# DATA EXCERPTS start

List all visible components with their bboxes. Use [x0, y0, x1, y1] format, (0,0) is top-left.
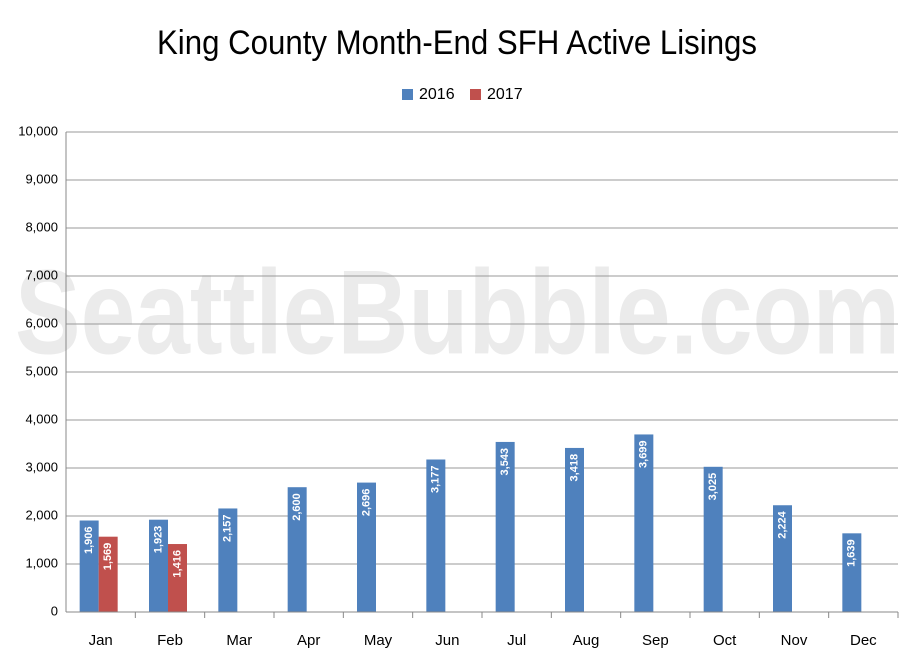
bar: [703, 466, 723, 612]
y-tick-label: 2,000: [25, 507, 58, 522]
legend-label: 2016: [419, 86, 455, 103]
x-tick-label: Oct: [713, 632, 737, 649]
bar: [287, 487, 307, 612]
data-label: 2,696: [360, 489, 372, 517]
x-tick-label: Feb: [157, 632, 183, 649]
bar: [218, 508, 238, 612]
watermark: SeattleBubble.com: [15, 246, 900, 380]
x-tick-label: Mar: [226, 632, 252, 649]
x-tick-label: Nov: [781, 632, 808, 649]
data-label: 2,600: [291, 493, 303, 521]
y-tick-label: 3,000: [25, 459, 58, 474]
x-tick-label: May: [364, 632, 393, 649]
y-tick-label: 8,000: [25, 219, 58, 234]
y-tick-label: 4,000: [25, 411, 58, 426]
bar: [495, 441, 515, 612]
y-tick-label: 10,000: [18, 123, 58, 138]
bar: [634, 434, 654, 612]
legend-swatch: [470, 89, 481, 100]
data-label: 3,177: [430, 466, 442, 494]
y-tick-label: 0: [51, 603, 58, 618]
bar: [168, 544, 187, 612]
x-tick-label: Aug: [573, 632, 600, 649]
y-tick-label: 9,000: [25, 171, 58, 186]
data-label: 3,418: [568, 454, 580, 482]
bar: [773, 505, 792, 612]
bar: [79, 520, 99, 612]
bar: [98, 536, 118, 612]
data-label: 3,699: [638, 440, 650, 468]
data-label: 1,906: [83, 527, 95, 555]
bar: [565, 447, 584, 612]
data-label: 1,416: [171, 550, 183, 578]
bar: [842, 533, 862, 612]
bar: [426, 459, 446, 612]
data-label: 2,157: [222, 514, 234, 542]
data-label: 2,224: [776, 510, 788, 538]
y-tick-label: 7,000: [25, 267, 58, 282]
bar: [357, 482, 376, 612]
legend-label: 2017: [487, 86, 523, 103]
y-tick-label: 1,000: [25, 555, 58, 570]
data-label: 3,543: [499, 448, 511, 476]
x-tick-label: Dec: [850, 632, 877, 649]
y-tick-label: 5,000: [25, 363, 58, 378]
x-tick-label: Sep: [642, 632, 669, 649]
data-label: 1,923: [152, 526, 164, 554]
legend-swatch: [402, 89, 413, 100]
x-tick-label: Jan: [89, 632, 113, 649]
x-tick-label: Apr: [297, 632, 320, 649]
bar: [149, 519, 168, 612]
y-tick-label: 6,000: [25, 315, 58, 330]
chart-title: King County Month-End SFH Active Lisings: [157, 24, 757, 62]
x-tick-label: Jul: [507, 632, 526, 649]
data-label: 1,639: [846, 539, 858, 567]
x-tick-label: Jun: [435, 632, 459, 649]
data-label: 1,569: [102, 543, 114, 571]
data-label: 3,025: [707, 473, 719, 501]
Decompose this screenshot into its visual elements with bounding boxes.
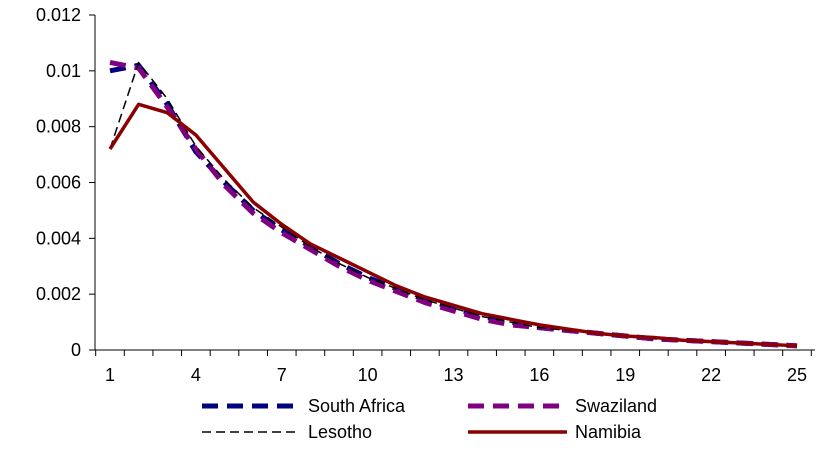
- y-tick-label: 0.004: [36, 228, 81, 248]
- x-tick-label: 13: [443, 365, 463, 385]
- chart-legend: South Africa Swaziland Lesotho Namibia: [202, 396, 657, 442]
- legend-label-lesotho: Lesotho: [308, 422, 372, 442]
- x-tick-label: 1: [105, 365, 115, 385]
- y-tick-label: 0.01: [46, 61, 81, 81]
- legend-label-swaziland: Swaziland: [575, 396, 657, 416]
- series-line-lesotho: [109, 61, 798, 347]
- x-tick-label: 16: [529, 365, 549, 385]
- chart-series: [108, 60, 798, 349]
- x-tick-label: 22: [701, 365, 721, 385]
- x-tick-label: 4: [191, 365, 201, 385]
- x-tick-label: 10: [358, 365, 378, 385]
- y-tick-label: 0.008: [36, 117, 81, 137]
- x-tick-label: 25: [787, 365, 807, 385]
- chart-axes: 0 0.002 0.004 0.006 0.008 0.01 0.012 1 4 7 10 13 16 1…: [36, 5, 815, 385]
- series-line-south-africa: [109, 62, 798, 349]
- y-tick-label: 0: [71, 340, 81, 360]
- y-tick-label: 0.002: [36, 284, 81, 304]
- y-tick-label: 0.006: [36, 173, 81, 193]
- series-line-namibia: [108, 102, 798, 348]
- y-tick-label: 0.012: [36, 5, 81, 25]
- x-tick-label: 7: [277, 365, 287, 385]
- legend-label-namibia: Namibia: [575, 422, 642, 442]
- series-line-swaziland: [109, 60, 798, 349]
- x-tick-label: 19: [615, 365, 635, 385]
- legend-label-south-africa: South Africa: [308, 396, 406, 416]
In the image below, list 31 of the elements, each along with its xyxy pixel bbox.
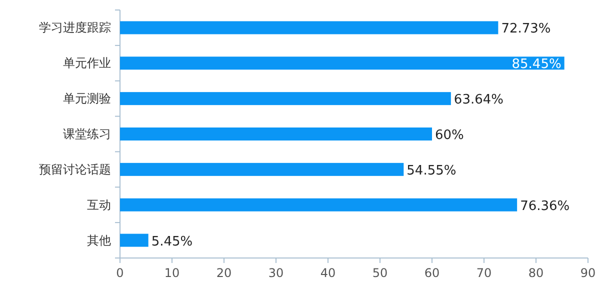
x-tick-label: 60 (424, 266, 440, 280)
data-label: 76.36% (520, 198, 570, 214)
x-tick-label: 20 (216, 266, 232, 280)
data-label: 63.64% (454, 92, 504, 108)
x-tick-label: 40 (320, 266, 336, 280)
x-tick-label: 0 (116, 266, 124, 280)
bar (120, 92, 451, 106)
y-tick-label: 学习进度跟踪 (39, 20, 111, 35)
bar (120, 56, 564, 70)
x-tick-label: 50 (372, 266, 388, 280)
y-tick-label: 课堂练习 (63, 127, 111, 141)
y-tick-label: 其他 (87, 233, 111, 248)
bar (120, 128, 432, 140)
bar (120, 21, 498, 34)
y-tick-label: 单元测验 (63, 92, 111, 106)
bar (120, 198, 518, 212)
data-label: 5.45% (151, 234, 193, 250)
y-tick-label: 互动 (87, 198, 111, 212)
data-label: 85.45% (512, 57, 562, 72)
x-tick-label: 80 (528, 266, 544, 280)
data-label: 54.55% (406, 163, 456, 178)
x-tick-label: 90 (580, 266, 596, 280)
data-label: 60% (435, 128, 464, 143)
x-tick-label: 30 (268, 266, 284, 280)
data-label: 72.73% (501, 22, 551, 37)
bar (120, 234, 148, 247)
x-tick-label: 70 (476, 266, 492, 280)
y-tick-label: 单元作业 (63, 56, 111, 70)
y-tick-label: 预留讨论话题 (39, 162, 111, 176)
x-tick-label: 10 (164, 266, 180, 280)
bar (120, 162, 404, 176)
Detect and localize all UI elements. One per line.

# DATA EXCERPTS end

GIVEN TASK:
Reproduce the lines of the records verbatim, from the line containing "x-tick-label: 60 (424, 266, 440, 280)" through the line containing "bar (120, 234, 148, 247)", and output only those lines.

RESULT OF THE EXERCISE:
x-tick-label: 60 (424, 266, 440, 280)
data-label: 76.36% (520, 198, 570, 214)
x-tick-label: 20 (216, 266, 232, 280)
data-label: 63.64% (454, 92, 504, 108)
x-tick-label: 40 (320, 266, 336, 280)
x-tick-label: 0 (116, 266, 124, 280)
bar (120, 92, 451, 106)
y-tick-label: 学习进度跟踪 (39, 20, 111, 35)
bar (120, 56, 564, 70)
x-tick-label: 50 (372, 266, 388, 280)
y-tick-label: 课堂练习 (63, 127, 111, 141)
y-tick-label: 其他 (87, 233, 111, 248)
bar (120, 128, 432, 140)
bar (120, 21, 498, 34)
y-tick-label: 单元测验 (63, 92, 111, 106)
bar (120, 198, 518, 212)
data-label: 5.45% (151, 234, 193, 250)
y-tick-label: 互动 (87, 198, 111, 212)
data-label: 85.45% (512, 57, 562, 72)
x-tick-label: 80 (528, 266, 544, 280)
data-label: 54.55% (406, 163, 456, 178)
x-tick-label: 90 (580, 266, 596, 280)
data-label: 60% (435, 128, 464, 143)
x-tick-label: 30 (268, 266, 284, 280)
data-label: 72.73% (501, 22, 551, 37)
bar (120, 234, 148, 247)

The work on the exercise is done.